Wednesday, March 9, 2000

Hints for Homework 8:

Don't use multiplication; put everything into terms of addition and

Introducing New Predicates by Definition:

I give permission to define predicates.  If P is any formula in which
only x occurs free, we can introduce a new predicate symbol New_Predicate
with the defining axiom:

(Ax.New_Predicate(x) <-> P)

Notice that New_Predicate is a predicate symbol standing for the set
{x | P} already introduced:  New_Predicate(a) is equivalent to
a E {x|P}, because either is equivalent to P[a/x].

For example, we could define a predicate of ``being zero'' as follows:


Is_Null(x) <-> x = 0

The same principles apply to defining multi-place predicates:

Definition of Order:

x <= y <-> (Ez.x+z=y)

This definition of the symbol <= is valid because the only free
variables in the formula (Ez.x+z=y) are x and y and <= is a new symbol
(in the Watson environment I have to use =< for this relation because
<= is reserved for reverse theorem application :-( )

_SUPPLIED RECORDS_.
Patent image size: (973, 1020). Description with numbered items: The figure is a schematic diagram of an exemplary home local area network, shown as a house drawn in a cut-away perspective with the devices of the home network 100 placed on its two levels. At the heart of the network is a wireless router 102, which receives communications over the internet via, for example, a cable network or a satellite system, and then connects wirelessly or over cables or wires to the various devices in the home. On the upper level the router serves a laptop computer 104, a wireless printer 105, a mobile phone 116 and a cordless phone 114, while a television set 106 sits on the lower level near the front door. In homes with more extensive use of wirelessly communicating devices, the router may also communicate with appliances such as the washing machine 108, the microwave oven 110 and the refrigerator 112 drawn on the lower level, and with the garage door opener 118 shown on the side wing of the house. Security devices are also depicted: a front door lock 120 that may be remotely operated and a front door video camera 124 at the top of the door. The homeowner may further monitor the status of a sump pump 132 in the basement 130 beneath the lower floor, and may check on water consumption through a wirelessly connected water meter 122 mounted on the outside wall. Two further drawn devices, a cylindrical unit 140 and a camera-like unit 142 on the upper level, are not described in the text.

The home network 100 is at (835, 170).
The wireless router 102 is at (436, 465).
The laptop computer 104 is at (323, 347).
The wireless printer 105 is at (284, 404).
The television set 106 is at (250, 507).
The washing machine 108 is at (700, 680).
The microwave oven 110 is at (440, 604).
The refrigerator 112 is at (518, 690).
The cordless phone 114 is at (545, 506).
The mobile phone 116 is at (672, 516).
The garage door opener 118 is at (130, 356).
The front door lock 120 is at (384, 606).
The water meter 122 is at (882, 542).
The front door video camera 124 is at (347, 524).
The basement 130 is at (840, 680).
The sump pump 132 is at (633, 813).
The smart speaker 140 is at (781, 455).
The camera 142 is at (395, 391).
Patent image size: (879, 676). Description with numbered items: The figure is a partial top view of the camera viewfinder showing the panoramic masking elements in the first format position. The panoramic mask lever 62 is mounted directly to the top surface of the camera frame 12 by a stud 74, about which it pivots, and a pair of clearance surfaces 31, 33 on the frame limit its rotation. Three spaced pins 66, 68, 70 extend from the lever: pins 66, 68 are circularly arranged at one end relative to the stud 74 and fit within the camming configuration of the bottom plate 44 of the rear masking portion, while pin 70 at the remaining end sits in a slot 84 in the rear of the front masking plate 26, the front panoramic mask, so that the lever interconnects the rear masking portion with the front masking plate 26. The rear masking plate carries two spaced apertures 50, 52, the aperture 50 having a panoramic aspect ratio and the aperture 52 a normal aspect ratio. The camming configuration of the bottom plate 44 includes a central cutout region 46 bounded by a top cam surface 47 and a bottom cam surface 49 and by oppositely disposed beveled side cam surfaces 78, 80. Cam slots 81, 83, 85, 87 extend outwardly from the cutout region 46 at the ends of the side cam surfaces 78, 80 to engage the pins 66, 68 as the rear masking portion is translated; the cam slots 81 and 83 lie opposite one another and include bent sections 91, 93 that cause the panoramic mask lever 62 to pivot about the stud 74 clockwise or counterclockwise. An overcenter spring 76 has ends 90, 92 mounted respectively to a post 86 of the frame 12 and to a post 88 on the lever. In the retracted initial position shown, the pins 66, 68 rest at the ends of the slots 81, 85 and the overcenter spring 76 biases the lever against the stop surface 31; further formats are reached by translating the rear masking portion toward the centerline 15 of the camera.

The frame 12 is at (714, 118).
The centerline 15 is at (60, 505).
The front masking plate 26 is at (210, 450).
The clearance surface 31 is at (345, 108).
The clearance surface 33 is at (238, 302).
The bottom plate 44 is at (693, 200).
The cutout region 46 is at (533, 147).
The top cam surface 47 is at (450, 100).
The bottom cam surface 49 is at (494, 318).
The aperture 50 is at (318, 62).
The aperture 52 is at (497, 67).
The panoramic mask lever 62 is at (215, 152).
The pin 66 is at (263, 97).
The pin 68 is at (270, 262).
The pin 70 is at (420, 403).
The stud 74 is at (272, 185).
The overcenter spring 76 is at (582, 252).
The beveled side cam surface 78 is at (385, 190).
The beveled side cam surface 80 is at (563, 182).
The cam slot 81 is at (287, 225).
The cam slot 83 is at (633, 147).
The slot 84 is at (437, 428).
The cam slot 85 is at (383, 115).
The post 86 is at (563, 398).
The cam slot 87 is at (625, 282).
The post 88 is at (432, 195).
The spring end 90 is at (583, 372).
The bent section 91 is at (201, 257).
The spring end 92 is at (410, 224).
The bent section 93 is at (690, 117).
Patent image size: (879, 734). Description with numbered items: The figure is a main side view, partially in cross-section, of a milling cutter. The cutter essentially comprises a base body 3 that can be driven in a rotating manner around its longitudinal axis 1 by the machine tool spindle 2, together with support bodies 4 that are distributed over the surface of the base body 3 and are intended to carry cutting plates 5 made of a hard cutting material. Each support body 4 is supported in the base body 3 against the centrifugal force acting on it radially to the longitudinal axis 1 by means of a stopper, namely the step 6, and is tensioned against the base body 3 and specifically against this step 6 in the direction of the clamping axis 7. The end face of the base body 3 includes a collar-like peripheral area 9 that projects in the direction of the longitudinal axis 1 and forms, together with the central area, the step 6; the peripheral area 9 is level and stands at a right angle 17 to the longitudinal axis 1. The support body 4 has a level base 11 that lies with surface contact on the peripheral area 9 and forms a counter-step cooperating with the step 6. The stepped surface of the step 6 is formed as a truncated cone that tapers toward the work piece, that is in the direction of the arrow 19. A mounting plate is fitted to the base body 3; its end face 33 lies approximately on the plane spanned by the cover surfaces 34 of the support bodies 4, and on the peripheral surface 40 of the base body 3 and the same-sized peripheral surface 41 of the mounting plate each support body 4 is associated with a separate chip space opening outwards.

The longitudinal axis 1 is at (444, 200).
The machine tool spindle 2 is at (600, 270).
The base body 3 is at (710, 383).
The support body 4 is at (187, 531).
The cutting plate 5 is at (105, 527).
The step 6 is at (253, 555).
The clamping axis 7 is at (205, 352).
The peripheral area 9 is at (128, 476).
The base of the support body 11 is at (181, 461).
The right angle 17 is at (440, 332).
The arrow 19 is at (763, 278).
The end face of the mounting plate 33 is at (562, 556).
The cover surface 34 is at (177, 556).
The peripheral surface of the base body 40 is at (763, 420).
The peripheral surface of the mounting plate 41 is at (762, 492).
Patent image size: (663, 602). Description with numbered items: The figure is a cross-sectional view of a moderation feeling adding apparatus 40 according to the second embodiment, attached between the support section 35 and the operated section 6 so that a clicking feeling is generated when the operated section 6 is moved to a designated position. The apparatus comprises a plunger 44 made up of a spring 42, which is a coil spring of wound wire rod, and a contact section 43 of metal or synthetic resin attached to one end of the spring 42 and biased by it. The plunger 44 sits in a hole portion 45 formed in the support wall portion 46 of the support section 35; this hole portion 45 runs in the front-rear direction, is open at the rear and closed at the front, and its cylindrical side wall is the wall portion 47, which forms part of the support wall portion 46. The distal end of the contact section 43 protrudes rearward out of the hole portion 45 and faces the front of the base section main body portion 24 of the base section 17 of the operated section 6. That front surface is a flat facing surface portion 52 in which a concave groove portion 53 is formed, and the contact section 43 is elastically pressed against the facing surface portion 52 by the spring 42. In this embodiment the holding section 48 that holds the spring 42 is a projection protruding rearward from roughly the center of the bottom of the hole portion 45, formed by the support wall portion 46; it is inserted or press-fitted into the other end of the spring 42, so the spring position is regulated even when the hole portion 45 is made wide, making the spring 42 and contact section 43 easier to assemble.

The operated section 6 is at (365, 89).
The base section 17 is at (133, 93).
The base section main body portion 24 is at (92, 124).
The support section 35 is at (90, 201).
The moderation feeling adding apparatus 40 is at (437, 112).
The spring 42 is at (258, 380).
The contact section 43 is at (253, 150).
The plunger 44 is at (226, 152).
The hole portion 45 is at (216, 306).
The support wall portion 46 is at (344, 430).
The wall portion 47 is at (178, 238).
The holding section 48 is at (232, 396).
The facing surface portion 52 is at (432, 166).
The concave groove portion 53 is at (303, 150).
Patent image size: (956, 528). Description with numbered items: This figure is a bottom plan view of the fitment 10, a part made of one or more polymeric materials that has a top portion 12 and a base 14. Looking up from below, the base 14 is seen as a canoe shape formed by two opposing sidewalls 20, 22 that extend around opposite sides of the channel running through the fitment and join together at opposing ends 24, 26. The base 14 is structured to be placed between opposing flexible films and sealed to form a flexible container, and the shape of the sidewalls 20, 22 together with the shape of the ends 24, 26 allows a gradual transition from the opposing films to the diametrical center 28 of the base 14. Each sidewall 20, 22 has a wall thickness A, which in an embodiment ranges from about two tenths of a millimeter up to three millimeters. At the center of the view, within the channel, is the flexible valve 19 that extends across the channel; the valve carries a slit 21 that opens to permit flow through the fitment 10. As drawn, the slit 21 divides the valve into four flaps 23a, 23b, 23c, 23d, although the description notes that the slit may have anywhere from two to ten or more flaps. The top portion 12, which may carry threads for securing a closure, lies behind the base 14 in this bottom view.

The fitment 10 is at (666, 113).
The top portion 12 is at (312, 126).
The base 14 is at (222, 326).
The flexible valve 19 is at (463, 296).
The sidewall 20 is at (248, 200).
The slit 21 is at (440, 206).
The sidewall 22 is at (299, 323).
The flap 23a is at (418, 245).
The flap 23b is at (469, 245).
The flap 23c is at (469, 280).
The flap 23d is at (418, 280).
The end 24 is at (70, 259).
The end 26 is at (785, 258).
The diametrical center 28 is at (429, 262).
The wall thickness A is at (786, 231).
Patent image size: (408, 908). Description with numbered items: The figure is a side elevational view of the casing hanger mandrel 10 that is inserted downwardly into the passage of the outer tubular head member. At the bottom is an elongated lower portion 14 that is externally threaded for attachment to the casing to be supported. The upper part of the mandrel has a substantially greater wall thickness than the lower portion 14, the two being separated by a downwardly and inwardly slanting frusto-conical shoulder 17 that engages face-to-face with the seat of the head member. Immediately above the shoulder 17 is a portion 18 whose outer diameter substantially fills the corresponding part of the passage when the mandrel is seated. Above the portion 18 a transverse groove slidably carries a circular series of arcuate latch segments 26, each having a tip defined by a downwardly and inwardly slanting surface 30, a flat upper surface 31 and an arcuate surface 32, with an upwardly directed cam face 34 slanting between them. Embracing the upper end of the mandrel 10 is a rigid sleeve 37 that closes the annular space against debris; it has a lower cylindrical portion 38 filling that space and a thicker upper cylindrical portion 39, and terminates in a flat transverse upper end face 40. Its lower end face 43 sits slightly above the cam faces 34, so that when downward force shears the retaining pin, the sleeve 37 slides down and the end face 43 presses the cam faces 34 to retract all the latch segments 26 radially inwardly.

_WHAT YOU NEED TO DO_.
Reproduce the passage on defining predicates from "I give permission" to "equivalent to P[a/x].". The items are separate material and have nothing to do with the passage on defining predicates.

_FINAL ANSWER_.
I give permission to define predicates.  If P is any formula in which
only x occurs free, we can introduce a new predicate symbol New_Predicate
with the defining axiom:

(Ax.New_Predicate(x) <-> P)

Notice that New_Predicate is a predicate symbol standing for the set
{x | P} already introduced:  New_Predicate(a) is equivalent to
a E {x|P}, because either is equivalent to P[a/x].